<<<<
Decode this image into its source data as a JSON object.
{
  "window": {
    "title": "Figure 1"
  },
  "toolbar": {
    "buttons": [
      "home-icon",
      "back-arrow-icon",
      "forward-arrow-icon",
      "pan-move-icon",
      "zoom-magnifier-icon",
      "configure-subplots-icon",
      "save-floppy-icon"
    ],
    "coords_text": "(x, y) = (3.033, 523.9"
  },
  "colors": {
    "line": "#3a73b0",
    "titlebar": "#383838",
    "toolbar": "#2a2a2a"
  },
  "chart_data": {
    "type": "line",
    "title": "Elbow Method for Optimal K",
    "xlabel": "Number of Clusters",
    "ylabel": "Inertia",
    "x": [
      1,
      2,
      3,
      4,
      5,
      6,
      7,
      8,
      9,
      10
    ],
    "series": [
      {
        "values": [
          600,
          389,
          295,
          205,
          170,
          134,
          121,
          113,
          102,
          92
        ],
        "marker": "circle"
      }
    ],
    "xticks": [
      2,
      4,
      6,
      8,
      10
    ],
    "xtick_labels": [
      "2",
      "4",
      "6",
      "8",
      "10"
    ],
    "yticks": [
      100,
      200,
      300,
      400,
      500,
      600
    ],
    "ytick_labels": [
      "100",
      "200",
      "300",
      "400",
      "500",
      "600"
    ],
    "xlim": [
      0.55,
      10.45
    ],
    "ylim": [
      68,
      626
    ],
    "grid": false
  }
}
>>>>
# To be done
Reproduce the entries above in full, verbatim.

# Task response
Decode this image into its source data as a JSON object.
{
  "window": {
    "title": "Figure 1"
  },
  "toolbar": {
    "buttons": [
      "home-icon",
      "back-arrow-icon",
      "forward-arrow-icon",
      "pan-move-icon",
      "zoom-magnifier-icon",
      "configure-subplots-icon",
      "save-floppy-icon"
    ],
    "coords_text": "(x, y) = (3.033, 523.9"
  },
  "colors": {
    "line": "#3a73b0",
    "titlebar": "#383838",
    "toolbar": "#2a2a2a"
  },
  "chart_data": {
    "type": "line",
    "title": "Elbow Method for Optimal K",
    "xlabel": "Number of Clusters",
    "ylabel": "Inertia",
    "x": [
      1,
      2,
      3,
      4,
      5,
      6,
      7,
      8,
      9,
      10
    ],
    "series": [
      {
        "values": [
          600,
          389,
          295,
          205,
          170,
          134,
          121,
          113,
          102,
          92
        ],
        "marker": "circle"
      }
    ],
    "xticks": [
      2,
      4,
      6,
      8,
      10
    ],
    "xtick_labels": [
      "2",
      "4",
      "6",
      "8",
      "10"
    ],
    "yticks": [
      100,
      200,
      300,
      400,
      500,
      600
    ],
    "ytick_labels": [
      "100",
      "200",
      "300",
      "400",
      "500",
      "600"
    ],
    "xlim": [
      0.55,
      10.45
    ],
    "ylim": [
      68,
      626
    ],
    "grid": false
  }
}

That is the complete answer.